▶ **TASK REQUIREMENTS**: Your response must be the entire set of entries, reproduced word for word.

*-*-*

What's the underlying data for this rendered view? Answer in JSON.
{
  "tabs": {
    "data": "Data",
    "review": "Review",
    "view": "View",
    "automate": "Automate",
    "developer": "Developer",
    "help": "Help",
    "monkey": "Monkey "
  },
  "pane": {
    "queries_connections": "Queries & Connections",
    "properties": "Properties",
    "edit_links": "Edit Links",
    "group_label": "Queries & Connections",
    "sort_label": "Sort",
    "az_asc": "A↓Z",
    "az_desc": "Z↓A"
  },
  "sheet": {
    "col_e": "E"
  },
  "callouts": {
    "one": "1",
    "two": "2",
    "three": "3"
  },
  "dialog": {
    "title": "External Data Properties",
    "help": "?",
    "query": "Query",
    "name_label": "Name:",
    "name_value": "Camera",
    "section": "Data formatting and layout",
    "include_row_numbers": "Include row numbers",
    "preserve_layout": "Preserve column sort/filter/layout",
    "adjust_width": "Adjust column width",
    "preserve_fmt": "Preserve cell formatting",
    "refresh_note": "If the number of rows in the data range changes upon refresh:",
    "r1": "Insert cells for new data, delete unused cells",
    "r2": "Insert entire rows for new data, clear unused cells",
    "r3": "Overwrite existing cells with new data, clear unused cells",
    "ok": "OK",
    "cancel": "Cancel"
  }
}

*-*-*

▶ **ANSWER SPACE**:
What's the underlying data for this rendered view? Answer in JSON.
{
  "tabs": {
    "data": "Data",
    "review": "Review",
    "view": "View",
    "automate": "Automate",
    "developer": "Developer",
    "help": "Help",
    "monkey": "Monkey "
  },
  "pane": {
    "queries_connections": "Queries & Connections",
    "properties": "Properties",
    "edit_links": "Edit Links",
    "group_label": "Queries & Connections",
    "sort_label": "Sort",
    "az_asc": "A↓Z",
    "az_desc": "Z↓A"
  },
  "sheet": {
    "col_e": "E"
  },
  "callouts": {
    "one": "1",
    "two": "2",
    "three": "3"
  },
  "dialog": {
    "title": "External Data Properties",
    "help": "?",
    "query": "Query",
    "name_label": "Name:",
    "name_value": "Camera",
    "section": "Data formatting and layout",
    "include_row_numbers": "Include row numbers",
    "preserve_layout": "Preserve column sort/filter/layout",
    "adjust_width": "Adjust column width",
    "preserve_fmt": "Preserve cell formatting",
    "refresh_note": "If the number of rows in the data range changes upon refresh:",
    "r1": "Insert cells for new data, delete unused cells",
    "r2": "Insert entire rows for new data, clear unused cells",
    "r3": "Overwrite existing cells with new data, clear unused cells",
    "ok": "OK",
    "cancel": "Cancel"
  }
}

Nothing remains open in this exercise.